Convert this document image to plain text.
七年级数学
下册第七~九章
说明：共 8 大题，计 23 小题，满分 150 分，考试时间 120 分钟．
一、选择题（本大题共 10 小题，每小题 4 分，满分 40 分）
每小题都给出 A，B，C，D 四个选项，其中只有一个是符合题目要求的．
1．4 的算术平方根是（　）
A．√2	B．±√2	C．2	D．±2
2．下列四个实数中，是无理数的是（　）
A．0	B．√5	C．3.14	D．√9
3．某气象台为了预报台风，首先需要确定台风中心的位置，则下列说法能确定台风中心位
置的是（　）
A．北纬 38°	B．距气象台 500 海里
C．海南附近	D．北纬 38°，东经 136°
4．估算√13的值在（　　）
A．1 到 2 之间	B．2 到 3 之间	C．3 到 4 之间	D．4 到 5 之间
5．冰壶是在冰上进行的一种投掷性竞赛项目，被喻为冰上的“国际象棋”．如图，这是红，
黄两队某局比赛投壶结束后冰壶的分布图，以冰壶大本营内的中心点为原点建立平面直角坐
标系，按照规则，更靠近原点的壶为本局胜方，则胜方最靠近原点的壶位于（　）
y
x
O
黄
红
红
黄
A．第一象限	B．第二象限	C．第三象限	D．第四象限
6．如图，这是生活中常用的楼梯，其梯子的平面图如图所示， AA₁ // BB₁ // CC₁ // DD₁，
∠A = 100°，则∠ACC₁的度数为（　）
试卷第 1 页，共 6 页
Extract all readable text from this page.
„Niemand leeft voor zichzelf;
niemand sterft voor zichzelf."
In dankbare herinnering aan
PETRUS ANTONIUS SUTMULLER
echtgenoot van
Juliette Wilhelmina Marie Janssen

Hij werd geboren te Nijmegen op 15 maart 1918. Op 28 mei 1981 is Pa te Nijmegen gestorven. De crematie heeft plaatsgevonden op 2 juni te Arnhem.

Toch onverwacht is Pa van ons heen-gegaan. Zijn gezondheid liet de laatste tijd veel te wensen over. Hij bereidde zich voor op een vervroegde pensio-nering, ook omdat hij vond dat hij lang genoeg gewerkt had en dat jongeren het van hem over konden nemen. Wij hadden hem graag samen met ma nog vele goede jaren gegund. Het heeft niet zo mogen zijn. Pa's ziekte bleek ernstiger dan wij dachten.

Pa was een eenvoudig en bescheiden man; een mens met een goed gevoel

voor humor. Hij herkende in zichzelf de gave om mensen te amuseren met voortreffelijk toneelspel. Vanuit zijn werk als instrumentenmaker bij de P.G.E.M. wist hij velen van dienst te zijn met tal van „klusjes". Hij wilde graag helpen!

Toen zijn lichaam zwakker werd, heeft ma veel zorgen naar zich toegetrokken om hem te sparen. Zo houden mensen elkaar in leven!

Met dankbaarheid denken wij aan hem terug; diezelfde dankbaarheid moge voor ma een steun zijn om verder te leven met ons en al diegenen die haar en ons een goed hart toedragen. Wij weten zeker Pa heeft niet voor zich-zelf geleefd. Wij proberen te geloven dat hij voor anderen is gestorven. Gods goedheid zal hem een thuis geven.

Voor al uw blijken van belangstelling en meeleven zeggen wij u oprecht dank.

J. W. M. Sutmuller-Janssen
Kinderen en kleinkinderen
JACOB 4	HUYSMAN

Goal: Reproduce every line of the listing above in which the string "this" appears.

Written response:
Convert this document image to plain text.
Extract all readable text from this page.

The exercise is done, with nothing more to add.